→ **DATA SECTION**:
------------------------------------------------------------

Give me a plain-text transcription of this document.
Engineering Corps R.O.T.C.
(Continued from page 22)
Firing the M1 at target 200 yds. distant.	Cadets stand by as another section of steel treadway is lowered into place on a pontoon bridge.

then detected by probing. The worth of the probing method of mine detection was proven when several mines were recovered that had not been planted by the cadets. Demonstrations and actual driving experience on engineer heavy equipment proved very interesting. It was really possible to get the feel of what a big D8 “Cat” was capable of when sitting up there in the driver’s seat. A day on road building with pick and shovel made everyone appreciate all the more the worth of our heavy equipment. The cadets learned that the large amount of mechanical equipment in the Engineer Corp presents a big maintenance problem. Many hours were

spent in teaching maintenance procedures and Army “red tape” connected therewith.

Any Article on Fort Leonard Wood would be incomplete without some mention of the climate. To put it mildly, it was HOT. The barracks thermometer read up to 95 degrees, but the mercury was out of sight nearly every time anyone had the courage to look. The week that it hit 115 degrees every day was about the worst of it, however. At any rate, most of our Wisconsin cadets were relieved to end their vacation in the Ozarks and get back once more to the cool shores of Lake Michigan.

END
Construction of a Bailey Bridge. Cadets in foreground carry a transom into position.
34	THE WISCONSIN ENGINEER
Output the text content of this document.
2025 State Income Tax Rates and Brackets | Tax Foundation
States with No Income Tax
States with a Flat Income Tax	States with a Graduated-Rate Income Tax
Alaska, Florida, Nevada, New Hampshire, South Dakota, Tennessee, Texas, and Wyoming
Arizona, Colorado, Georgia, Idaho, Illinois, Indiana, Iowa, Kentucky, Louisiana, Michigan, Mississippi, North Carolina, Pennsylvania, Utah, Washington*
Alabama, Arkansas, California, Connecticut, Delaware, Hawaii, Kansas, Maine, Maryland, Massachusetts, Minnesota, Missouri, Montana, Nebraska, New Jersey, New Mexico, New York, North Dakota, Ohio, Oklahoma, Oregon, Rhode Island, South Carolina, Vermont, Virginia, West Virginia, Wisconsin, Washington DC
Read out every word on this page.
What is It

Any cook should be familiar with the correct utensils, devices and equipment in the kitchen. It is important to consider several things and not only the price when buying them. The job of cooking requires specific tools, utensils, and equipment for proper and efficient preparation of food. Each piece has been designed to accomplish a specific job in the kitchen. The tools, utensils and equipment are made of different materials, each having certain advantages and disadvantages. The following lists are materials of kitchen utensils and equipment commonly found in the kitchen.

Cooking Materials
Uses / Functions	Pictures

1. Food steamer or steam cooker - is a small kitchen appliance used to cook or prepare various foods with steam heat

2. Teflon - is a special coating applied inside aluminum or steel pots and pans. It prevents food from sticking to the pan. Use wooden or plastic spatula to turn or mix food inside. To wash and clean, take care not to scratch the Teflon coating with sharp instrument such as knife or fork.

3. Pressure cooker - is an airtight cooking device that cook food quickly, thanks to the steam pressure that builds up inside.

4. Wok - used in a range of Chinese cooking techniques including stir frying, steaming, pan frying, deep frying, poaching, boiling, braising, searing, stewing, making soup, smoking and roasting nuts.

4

------------------------------------------------------------

→ **DIRECTIVE**: Repeat the records above exactly, leaving none out.

→ **EXERCISE SOLUTION**:
Give me a plain-text transcription of this document.
Engineering Corps R.O.T.C.
(Continued from page 22)
Firing the M1 at target 200 yds. distant.	Cadets stand by as another section of steel treadway is lowered into place on a pontoon bridge.

then detected by probing. The worth of the probing method of mine detection was proven when several mines were recovered that had not been planted by the cadets. Demonstrations and actual driving experience on engineer heavy equipment proved very interesting. It was really possible to get the feel of what a big D8 “Cat” was capable of when sitting up there in the driver’s seat. A day on road building with pick and shovel made everyone appreciate all the more the worth of our heavy equipment. The cadets learned that the large amount of mechanical equipment in the Engineer Corp presents a big maintenance problem. Many hours were

spent in teaching maintenance procedures and Army “red tape” connected therewith.

Any Article on Fort Leonard Wood would be incomplete without some mention of the climate. To put it mildly, it was HOT. The barracks thermometer read up to 95 degrees, but the mercury was out of sight nearly every time anyone had the courage to look. The week that it hit 115 degrees every day was about the worst of it, however. At any rate, most of our Wisconsin cadets were relieved to end their vacation in the Ozarks and get back once more to the cool shores of Lake Michigan.

END
Construction of a Bailey Bridge. Cadets in foreground carry a transom into position.
34	THE WISCONSIN ENGINEER
Output the text content of this document.
2025 State Income Tax Rates and Brackets | Tax Foundation
States with No Income Tax
States with a Flat Income Tax	States with a Graduated-Rate Income Tax
Alaska, Florida, Nevada, New Hampshire, South Dakota, Tennessee, Texas, and Wyoming
Arizona, Colorado, Georgia, Idaho, Illinois, Indiana, Iowa, Kentucky, Louisiana, Michigan, Mississippi, North Carolina, Pennsylvania, Utah, Washington*
Alabama, Arkansas, California, Connecticut, Delaware, Hawaii, Kansas, Maine, Maryland, Massachusetts, Minnesota, Missouri, Montana, Nebraska, New Jersey, New Mexico, New York, North Dakota, Ohio, Oklahoma, Oregon, Rhode Island, South Carolina, Vermont, Virginia, West Virginia, Wisconsin, Washington DC
Read out every word on this page.
What is It

Any cook should be familiar with the correct utensils, devices and equipment in the kitchen. It is important to consider several things and not only the price when buying them. The job of cooking requires specific tools, utensils, and equipment for proper and efficient preparation of food. Each piece has been designed to accomplish a specific job in the kitchen. The tools, utensils and equipment are made of different materials, each having certain advantages and disadvantages. The following lists are materials of kitchen utensils and equipment commonly found in the kitchen.

Cooking Materials
Uses / Functions	Pictures

1. Food steamer or steam cooker - is a small kitchen appliance used to cook or prepare various foods with steam heat

2. Teflon - is a special coating applied inside aluminum or steel pots and pans. It prevents food from sticking to the pan. Use wooden or plastic spatula to turn or mix food inside. To wash and clean, take care not to scratch the Teflon coating with sharp instrument such as knife or fork.

3. Pressure cooker - is an airtight cooking device that cook food quickly, thanks to the steam pressure that builds up inside.

4. Wok - used in a range of Chinese cooking techniques including stir frying, steaming, pan frying, deep frying, poaching, boiling, braising, searing, stewing, making soup, smoking and roasting nuts.

4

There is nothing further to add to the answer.